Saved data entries
──────

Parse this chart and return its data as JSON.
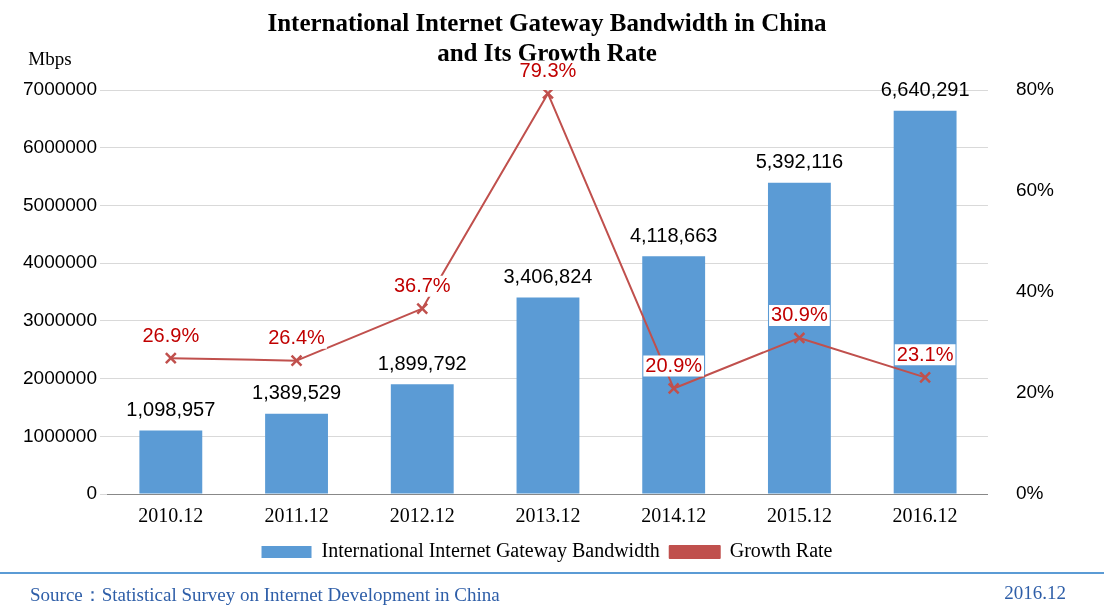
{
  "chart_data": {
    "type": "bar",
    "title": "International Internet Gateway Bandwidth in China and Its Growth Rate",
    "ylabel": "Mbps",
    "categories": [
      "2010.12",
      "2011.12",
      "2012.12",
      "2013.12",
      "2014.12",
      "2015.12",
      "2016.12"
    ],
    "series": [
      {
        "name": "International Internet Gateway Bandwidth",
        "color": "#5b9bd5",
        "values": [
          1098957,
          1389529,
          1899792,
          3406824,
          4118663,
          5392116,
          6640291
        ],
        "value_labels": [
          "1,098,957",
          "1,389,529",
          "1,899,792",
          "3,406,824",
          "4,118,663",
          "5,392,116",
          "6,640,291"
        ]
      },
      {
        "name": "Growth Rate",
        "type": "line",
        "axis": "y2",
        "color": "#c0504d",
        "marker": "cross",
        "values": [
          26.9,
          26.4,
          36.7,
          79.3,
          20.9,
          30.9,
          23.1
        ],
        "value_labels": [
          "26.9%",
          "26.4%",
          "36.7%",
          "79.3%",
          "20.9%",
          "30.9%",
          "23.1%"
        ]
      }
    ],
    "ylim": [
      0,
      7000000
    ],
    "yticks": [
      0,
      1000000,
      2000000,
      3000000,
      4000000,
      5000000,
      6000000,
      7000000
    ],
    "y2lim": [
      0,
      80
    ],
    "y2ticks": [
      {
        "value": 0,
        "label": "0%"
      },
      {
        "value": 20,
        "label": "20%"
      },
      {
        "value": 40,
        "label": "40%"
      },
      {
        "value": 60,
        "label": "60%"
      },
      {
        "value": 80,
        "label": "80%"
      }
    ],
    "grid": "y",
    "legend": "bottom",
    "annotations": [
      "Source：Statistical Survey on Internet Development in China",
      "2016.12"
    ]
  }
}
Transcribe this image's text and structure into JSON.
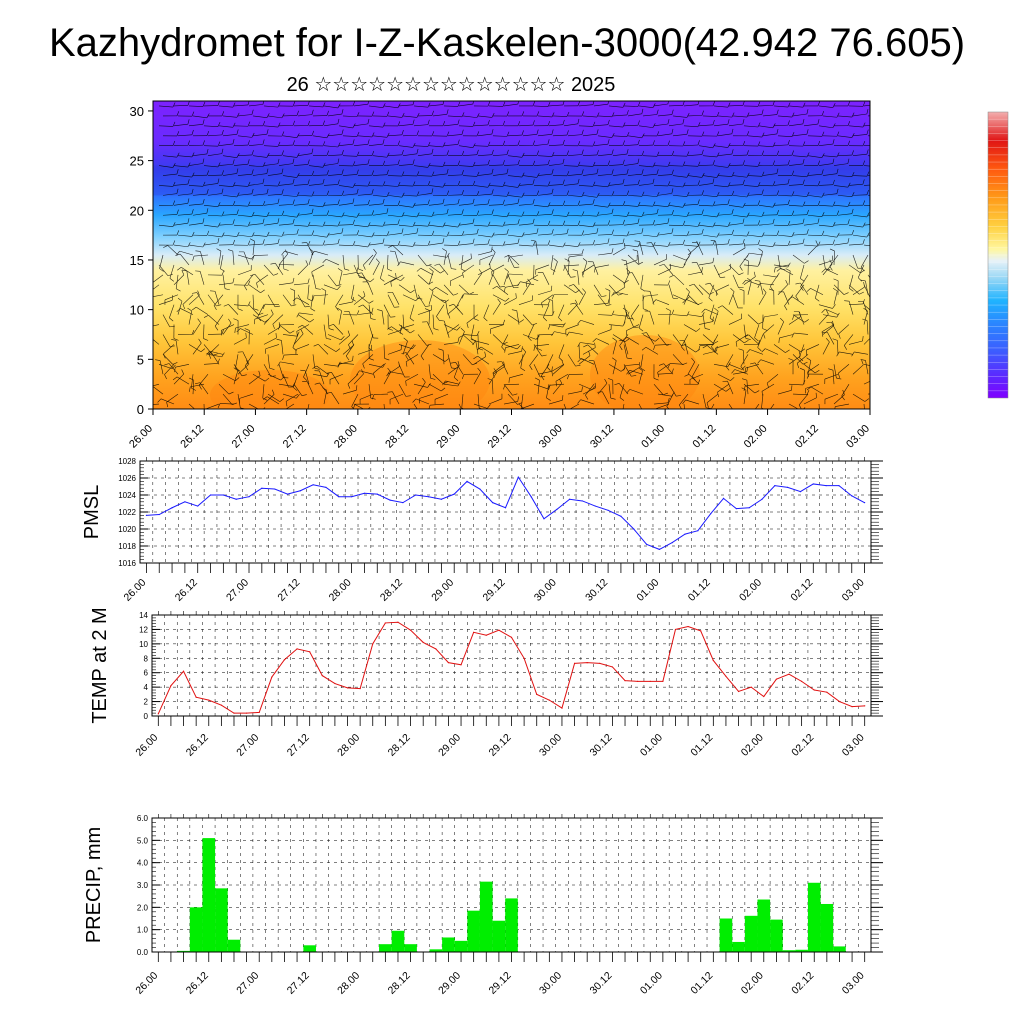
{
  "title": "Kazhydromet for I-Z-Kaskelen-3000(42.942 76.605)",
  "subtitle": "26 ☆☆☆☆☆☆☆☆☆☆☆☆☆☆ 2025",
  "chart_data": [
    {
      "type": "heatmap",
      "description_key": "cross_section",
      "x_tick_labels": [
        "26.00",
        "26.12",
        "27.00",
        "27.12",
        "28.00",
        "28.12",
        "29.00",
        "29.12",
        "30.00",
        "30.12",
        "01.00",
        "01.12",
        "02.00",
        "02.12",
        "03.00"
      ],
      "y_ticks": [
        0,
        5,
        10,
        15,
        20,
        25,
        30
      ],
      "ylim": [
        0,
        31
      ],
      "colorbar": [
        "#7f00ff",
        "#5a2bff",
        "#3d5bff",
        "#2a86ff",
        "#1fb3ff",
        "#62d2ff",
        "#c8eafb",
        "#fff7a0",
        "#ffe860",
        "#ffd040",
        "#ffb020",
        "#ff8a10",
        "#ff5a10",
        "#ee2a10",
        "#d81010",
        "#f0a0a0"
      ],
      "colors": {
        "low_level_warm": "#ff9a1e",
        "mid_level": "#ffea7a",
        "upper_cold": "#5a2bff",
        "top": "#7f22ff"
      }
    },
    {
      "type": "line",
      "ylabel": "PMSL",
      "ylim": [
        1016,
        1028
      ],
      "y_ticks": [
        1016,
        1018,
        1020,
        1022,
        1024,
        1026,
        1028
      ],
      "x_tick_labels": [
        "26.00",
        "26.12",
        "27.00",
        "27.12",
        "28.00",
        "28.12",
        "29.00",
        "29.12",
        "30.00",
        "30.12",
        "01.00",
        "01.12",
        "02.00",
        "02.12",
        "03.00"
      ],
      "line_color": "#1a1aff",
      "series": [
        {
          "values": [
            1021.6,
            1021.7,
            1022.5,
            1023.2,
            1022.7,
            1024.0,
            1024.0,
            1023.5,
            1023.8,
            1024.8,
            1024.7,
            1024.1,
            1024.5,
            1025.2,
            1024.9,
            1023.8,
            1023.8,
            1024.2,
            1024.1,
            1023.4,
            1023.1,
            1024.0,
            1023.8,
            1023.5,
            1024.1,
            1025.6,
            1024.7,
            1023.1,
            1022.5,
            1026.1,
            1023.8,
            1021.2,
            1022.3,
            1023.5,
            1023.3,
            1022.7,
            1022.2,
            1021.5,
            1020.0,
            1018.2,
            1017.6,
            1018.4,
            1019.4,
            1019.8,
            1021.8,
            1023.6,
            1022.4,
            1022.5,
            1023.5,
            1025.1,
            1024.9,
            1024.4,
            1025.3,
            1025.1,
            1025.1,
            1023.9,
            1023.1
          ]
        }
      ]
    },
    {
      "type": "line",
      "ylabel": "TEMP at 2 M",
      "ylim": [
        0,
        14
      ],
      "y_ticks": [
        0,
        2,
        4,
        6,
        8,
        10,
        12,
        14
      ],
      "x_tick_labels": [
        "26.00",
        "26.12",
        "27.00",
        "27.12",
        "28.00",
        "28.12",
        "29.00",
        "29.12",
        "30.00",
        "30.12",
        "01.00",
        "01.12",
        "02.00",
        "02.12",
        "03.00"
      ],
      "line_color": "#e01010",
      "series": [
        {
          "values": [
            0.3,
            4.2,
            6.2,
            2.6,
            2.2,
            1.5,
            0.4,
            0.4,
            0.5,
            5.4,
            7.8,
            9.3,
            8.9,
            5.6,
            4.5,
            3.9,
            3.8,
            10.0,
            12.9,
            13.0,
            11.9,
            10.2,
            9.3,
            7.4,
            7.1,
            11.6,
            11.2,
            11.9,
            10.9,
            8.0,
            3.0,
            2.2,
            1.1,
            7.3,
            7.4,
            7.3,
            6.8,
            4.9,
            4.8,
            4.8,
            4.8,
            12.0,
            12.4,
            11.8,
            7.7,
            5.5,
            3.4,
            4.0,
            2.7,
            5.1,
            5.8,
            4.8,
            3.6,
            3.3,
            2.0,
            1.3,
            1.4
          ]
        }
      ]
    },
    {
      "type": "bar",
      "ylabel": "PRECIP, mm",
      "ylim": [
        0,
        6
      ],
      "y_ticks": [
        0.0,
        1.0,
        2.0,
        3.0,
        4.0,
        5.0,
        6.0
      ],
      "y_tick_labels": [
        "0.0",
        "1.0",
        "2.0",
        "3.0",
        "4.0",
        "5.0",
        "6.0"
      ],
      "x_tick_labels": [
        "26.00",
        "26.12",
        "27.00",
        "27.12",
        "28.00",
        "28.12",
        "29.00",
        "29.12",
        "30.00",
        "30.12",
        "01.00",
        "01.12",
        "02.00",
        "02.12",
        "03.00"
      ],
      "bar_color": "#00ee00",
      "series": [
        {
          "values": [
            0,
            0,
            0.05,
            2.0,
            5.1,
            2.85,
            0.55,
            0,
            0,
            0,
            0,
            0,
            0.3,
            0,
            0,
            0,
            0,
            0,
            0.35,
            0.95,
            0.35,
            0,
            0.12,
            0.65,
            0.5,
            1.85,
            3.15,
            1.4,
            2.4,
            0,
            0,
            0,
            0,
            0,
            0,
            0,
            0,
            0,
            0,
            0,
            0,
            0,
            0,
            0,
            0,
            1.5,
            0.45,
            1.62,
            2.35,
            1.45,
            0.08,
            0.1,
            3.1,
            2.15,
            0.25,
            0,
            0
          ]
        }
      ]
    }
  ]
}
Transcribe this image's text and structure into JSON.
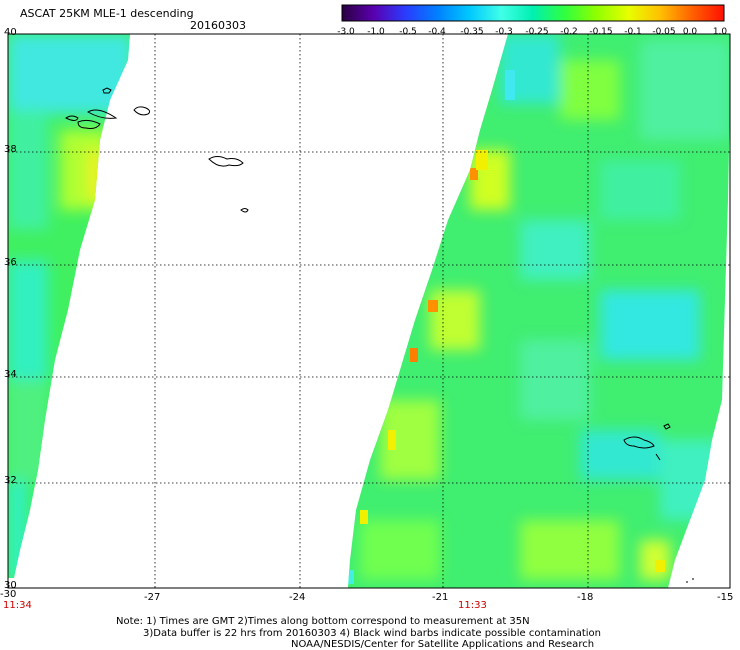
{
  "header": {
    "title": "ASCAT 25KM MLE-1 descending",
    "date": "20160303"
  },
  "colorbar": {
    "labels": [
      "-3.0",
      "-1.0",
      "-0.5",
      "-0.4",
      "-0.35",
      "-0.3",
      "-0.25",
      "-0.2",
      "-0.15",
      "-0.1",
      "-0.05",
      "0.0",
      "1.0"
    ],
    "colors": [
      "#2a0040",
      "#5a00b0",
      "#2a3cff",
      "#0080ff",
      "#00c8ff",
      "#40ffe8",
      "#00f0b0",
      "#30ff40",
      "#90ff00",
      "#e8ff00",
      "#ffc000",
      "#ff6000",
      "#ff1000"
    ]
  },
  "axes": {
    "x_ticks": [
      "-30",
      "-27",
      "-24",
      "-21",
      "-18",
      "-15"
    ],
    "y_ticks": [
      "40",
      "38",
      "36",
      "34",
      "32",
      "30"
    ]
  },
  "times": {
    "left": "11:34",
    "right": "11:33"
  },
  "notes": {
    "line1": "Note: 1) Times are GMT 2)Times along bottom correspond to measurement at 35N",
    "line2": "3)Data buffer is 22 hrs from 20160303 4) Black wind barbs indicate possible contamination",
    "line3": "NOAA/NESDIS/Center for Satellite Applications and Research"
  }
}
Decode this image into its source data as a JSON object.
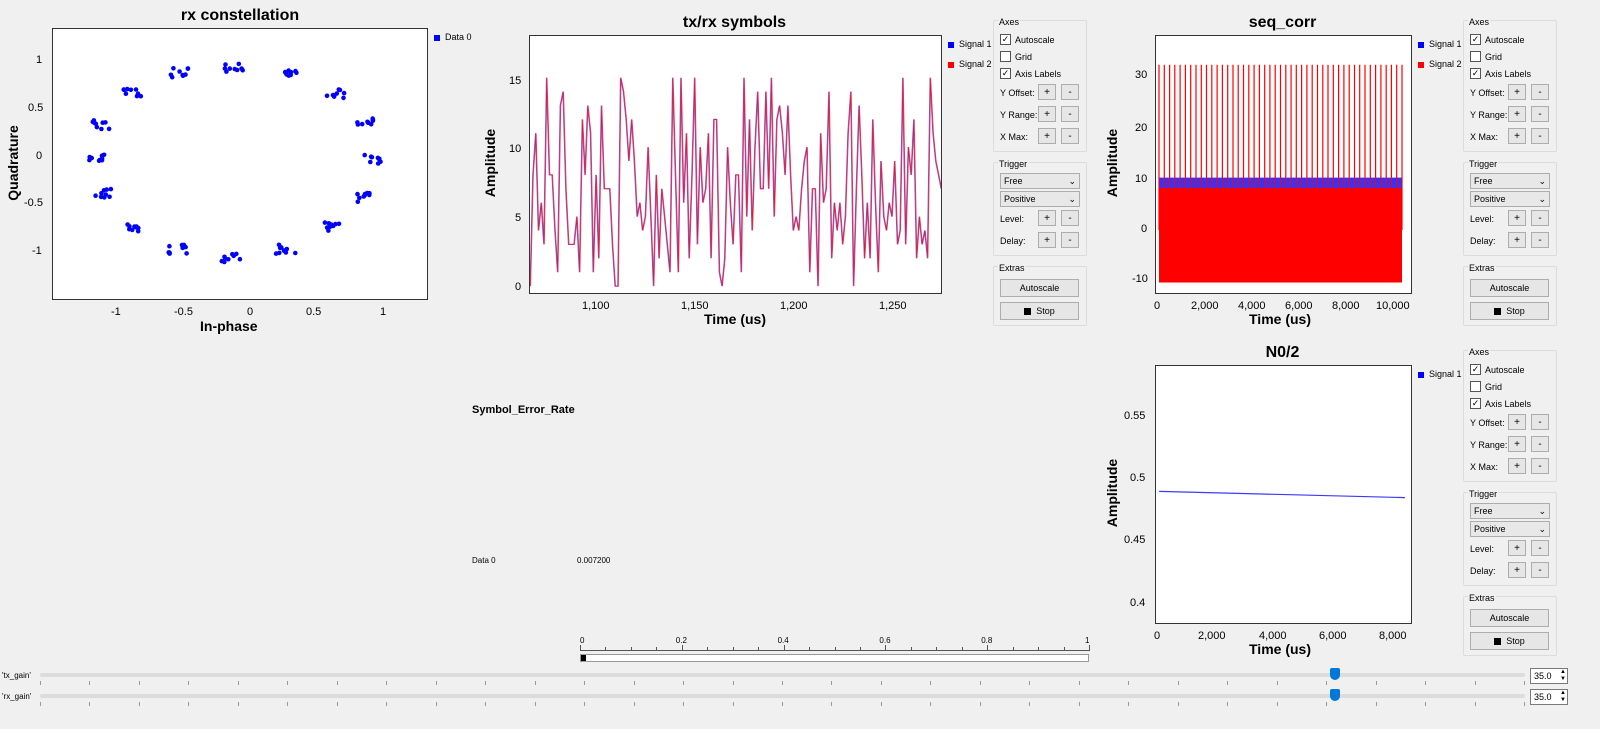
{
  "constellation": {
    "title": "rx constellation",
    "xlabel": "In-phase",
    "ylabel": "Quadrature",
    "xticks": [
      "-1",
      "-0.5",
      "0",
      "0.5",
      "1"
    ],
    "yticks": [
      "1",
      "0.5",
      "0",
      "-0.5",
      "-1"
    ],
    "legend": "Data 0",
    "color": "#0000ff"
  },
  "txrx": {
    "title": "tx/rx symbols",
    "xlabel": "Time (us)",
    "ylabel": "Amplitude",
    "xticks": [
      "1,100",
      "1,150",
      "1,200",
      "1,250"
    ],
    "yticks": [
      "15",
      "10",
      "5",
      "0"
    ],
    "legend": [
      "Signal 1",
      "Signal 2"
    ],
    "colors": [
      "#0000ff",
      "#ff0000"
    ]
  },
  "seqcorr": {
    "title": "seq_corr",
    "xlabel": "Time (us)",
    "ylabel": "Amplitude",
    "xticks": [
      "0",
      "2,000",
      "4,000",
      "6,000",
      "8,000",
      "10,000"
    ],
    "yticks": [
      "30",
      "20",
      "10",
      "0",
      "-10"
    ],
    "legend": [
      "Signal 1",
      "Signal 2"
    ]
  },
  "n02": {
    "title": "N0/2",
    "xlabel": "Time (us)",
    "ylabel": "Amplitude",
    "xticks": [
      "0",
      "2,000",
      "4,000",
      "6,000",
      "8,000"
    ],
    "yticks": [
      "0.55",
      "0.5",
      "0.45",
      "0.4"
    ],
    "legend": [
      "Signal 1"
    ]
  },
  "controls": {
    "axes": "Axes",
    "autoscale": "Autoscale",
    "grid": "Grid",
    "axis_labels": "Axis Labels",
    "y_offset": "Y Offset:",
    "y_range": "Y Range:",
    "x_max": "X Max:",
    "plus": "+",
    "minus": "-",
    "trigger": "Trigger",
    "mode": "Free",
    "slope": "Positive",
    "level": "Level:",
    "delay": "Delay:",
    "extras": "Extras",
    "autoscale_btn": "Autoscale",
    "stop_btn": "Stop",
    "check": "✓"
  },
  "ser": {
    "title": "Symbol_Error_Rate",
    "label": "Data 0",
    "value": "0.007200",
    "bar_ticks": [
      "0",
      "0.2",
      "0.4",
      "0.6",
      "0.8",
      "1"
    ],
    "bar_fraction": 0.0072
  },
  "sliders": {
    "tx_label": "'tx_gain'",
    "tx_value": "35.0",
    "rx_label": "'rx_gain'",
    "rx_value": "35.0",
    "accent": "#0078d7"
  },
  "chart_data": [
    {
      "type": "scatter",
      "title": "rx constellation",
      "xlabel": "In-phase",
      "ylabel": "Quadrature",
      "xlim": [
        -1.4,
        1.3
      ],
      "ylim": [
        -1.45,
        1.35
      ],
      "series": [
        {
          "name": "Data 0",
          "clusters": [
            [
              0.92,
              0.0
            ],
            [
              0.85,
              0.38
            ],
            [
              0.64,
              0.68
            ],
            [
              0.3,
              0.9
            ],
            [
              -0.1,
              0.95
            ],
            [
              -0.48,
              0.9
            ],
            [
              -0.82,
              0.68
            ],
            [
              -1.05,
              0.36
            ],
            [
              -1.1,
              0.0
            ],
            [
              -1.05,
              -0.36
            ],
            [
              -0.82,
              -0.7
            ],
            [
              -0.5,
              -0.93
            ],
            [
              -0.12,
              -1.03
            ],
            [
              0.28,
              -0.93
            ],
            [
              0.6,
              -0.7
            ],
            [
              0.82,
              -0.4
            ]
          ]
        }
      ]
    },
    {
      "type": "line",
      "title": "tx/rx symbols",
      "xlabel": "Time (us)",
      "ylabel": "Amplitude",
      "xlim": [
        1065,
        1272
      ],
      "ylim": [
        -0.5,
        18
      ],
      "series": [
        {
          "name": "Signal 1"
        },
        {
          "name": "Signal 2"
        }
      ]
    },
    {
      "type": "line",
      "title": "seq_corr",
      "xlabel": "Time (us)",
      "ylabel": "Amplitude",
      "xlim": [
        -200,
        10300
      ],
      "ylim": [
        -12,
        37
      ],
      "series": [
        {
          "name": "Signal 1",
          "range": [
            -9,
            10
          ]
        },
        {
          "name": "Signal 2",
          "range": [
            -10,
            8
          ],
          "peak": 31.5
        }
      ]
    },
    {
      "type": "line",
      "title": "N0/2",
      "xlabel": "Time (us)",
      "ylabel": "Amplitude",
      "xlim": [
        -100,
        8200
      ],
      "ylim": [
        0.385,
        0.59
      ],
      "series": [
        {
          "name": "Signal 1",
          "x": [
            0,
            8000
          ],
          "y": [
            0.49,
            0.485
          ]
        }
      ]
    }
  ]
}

──────

* [The exercise]: Search the preceding listing for the word "Gateway" and pull out every line that holds it.

* [Result of this task]:
    "title": "International Internet Gateway Bandwidth in China and Its Growth Rate",
        "name": "International Internet Gateway Bandwidth",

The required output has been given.